Task: Can you return every one of the following lines verbatim, changing nothing?

┄┄┄┄┄┄

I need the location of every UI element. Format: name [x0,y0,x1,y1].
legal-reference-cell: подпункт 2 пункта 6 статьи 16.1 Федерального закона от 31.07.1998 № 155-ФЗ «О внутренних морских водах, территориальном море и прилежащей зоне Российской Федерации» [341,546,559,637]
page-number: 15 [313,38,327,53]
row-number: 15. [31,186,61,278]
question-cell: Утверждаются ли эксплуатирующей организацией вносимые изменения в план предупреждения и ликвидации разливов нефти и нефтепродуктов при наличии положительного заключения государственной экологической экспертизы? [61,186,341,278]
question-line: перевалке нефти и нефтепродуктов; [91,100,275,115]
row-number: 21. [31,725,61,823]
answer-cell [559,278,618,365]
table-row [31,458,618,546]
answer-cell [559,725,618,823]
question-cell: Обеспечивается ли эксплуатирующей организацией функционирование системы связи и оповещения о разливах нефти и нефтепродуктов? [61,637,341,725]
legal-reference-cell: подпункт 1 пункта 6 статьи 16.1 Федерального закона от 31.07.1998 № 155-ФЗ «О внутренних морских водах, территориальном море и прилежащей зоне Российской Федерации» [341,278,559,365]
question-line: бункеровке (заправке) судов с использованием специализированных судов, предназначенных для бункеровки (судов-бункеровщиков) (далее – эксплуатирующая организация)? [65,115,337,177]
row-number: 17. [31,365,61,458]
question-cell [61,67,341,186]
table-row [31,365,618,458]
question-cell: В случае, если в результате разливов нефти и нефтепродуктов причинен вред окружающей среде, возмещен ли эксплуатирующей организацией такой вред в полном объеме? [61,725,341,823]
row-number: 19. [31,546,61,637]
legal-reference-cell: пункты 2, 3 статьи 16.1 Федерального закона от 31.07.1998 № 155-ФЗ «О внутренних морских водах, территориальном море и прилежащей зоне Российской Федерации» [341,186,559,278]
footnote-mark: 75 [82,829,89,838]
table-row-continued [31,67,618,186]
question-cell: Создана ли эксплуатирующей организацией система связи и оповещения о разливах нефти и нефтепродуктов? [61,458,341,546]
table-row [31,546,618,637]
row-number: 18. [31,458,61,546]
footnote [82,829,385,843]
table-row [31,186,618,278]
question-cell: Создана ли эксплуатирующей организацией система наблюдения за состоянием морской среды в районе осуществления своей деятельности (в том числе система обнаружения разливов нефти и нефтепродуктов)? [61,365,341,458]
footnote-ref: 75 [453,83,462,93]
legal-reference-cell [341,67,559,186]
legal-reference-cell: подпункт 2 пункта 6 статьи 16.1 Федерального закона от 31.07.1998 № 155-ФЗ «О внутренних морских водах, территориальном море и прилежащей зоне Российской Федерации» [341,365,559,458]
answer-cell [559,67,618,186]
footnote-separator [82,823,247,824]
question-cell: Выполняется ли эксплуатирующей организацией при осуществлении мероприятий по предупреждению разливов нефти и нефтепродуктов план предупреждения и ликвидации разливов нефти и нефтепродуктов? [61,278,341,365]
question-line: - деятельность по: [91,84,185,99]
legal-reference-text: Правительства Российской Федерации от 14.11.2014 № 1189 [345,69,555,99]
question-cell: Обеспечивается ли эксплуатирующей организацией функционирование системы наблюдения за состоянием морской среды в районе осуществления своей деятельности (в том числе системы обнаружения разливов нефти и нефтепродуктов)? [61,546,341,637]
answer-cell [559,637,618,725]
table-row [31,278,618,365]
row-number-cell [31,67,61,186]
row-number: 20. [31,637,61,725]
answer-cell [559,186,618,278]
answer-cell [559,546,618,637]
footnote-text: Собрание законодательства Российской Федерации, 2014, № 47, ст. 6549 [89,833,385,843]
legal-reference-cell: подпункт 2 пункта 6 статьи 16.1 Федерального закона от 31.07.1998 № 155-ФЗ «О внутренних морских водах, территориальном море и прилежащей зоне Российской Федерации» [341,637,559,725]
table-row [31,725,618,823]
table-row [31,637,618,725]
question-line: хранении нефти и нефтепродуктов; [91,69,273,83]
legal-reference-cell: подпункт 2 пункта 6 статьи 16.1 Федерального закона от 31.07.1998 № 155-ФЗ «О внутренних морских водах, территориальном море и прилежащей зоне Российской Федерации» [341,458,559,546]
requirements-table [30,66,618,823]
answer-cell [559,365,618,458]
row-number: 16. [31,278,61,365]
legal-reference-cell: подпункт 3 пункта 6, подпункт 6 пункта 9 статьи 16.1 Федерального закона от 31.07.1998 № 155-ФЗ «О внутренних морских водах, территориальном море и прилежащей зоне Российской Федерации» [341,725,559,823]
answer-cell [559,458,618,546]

┄┄┄┄┄┄

Answer below:
I need the location of every UI element. Format: name [x0,y0,x1,y1].
legal-reference-cell: подпункт 2 пункта 6 статьи 16.1 Федерального закона от 31.07.1998 № 155-ФЗ «О внутренних морских водах, территориальном море и прилежащей зоне Российской Федерации» [341,546,559,637]
page-number: 15 [313,38,327,53]
row-number: 15. [31,186,61,278]
question-cell: Утверждаются ли эксплуатирующей организацией вносимые изменения в план предупреждения и ликвидации разливов нефти и нефтепродуктов при наличии положительного заключения государственной экологической экспертизы? [61,186,341,278]
question-line: перевалке нефти и нефтепродуктов; [91,100,275,115]
row-number: 21. [31,725,61,823]
answer-cell [559,278,618,365]
table-row [31,458,618,546]
answer-cell [559,725,618,823]
question-cell: Обеспечивается ли эксплуатирующей организацией функционирование системы связи и оповещения о разливах нефти и нефтепродуктов? [61,637,341,725]
legal-reference-cell: подпункт 1 пункта 6 статьи 16.1 Федерального закона от 31.07.1998 № 155-ФЗ «О внутренних морских водах, территориальном море и прилежащей зоне Российской Федерации» [341,278,559,365]
question-line: бункеровке (заправке) судов с использованием специализированных судов, предназначенных для бункеровки (судов-бункеровщиков) (далее – эксплуатирующая организация)? [65,115,337,177]
row-number: 17. [31,365,61,458]
question-cell [61,67,341,186]
table-row [31,365,618,458]
question-cell: В случае, если в результате разливов нефти и нефтепродуктов причинен вред окружающей среде, возмещен ли эксплуатирующей организацией такой вред в полном объеме? [61,725,341,823]
row-number: 19. [31,546,61,637]
legal-reference-cell: пункты 2, 3 статьи 16.1 Федерального закона от 31.07.1998 № 155-ФЗ «О внутренних морских водах, территориальном море и прилежащей зоне Российской Федерации» [341,186,559,278]
footnote-mark: 75 [82,829,89,838]
table-row-continued [31,67,618,186]
question-cell: Создана ли эксплуатирующей организацией система связи и оповещения о разливах нефти и нефтепродуктов? [61,458,341,546]
table-row [31,546,618,637]
row-number: 18. [31,458,61,546]
footnote [82,829,385,843]
table-row [31,186,618,278]
question-cell: Создана ли эксплуатирующей организацией система наблюдения за состоянием морской среды в районе осуществления своей деятельности (в том числе система обнаружения разливов нефти и нефтепродуктов)? [61,365,341,458]
footnote-ref: 75 [453,83,462,93]
legal-reference-cell [341,67,559,186]
legal-reference-cell: подпункт 2 пункта 6 статьи 16.1 Федерального закона от 31.07.1998 № 155-ФЗ «О внутренних морских водах, территориальном море и прилежащей зоне Российской Федерации» [341,365,559,458]
answer-cell [559,67,618,186]
footnote-separator [82,823,247,824]
question-cell: Выполняется ли эксплуатирующей организацией при осуществлении мероприятий по предупреждению разливов нефти и нефтепродуктов план предупреждения и ликвидации разливов нефти и нефтепродуктов? [61,278,341,365]
question-line: - деятельность по: [91,84,185,99]
legal-reference-text: Правительства Российской Федерации от 14.11.2014 № 1189 [345,69,555,99]
question-cell: Обеспечивается ли эксплуатирующей организацией функционирование системы наблюдения за состоянием морской среды в районе осуществления своей деятельности (в том числе системы обнаружения разливов нефти и нефтепродуктов)? [61,546,341,637]
answer-cell [559,637,618,725]
table-row [31,278,618,365]
row-number-cell [31,67,61,186]
row-number: 20. [31,637,61,725]
answer-cell [559,186,618,278]
answer-cell [559,546,618,637]
footnote-text: Собрание законодательства Российской Федерации, 2014, № 47, ст. 6549 [89,833,385,843]
legal-reference-cell: подпункт 2 пункта 6 статьи 16.1 Федерального закона от 31.07.1998 № 155-ФЗ «О внутренних морских водах, территориальном море и прилежащей зоне Российской Федерации» [341,637,559,725]
table-row [31,725,618,823]
table-row [31,637,618,725]
question-line: хранении нефти и нефтепродуктов; [91,69,273,83]
legal-reference-cell: подпункт 2 пункта 6 статьи 16.1 Федерального закона от 31.07.1998 № 155-ФЗ «О внутренних морских водах, территориальном море и прилежащей зоне Российской Федерации» [341,458,559,546]
requirements-table [30,66,618,823]
answer-cell [559,365,618,458]
row-number: 16. [31,278,61,365]
legal-reference-cell: подпункт 3 пункта 6, подпункт 6 пункта 9 статьи 16.1 Федерального закона от 31.07.1998 № 155-ФЗ «О внутренних морских водах, территориальном море и прилежащей зоне Российской Федерации» [341,725,559,823]
answer-cell [559,458,618,546]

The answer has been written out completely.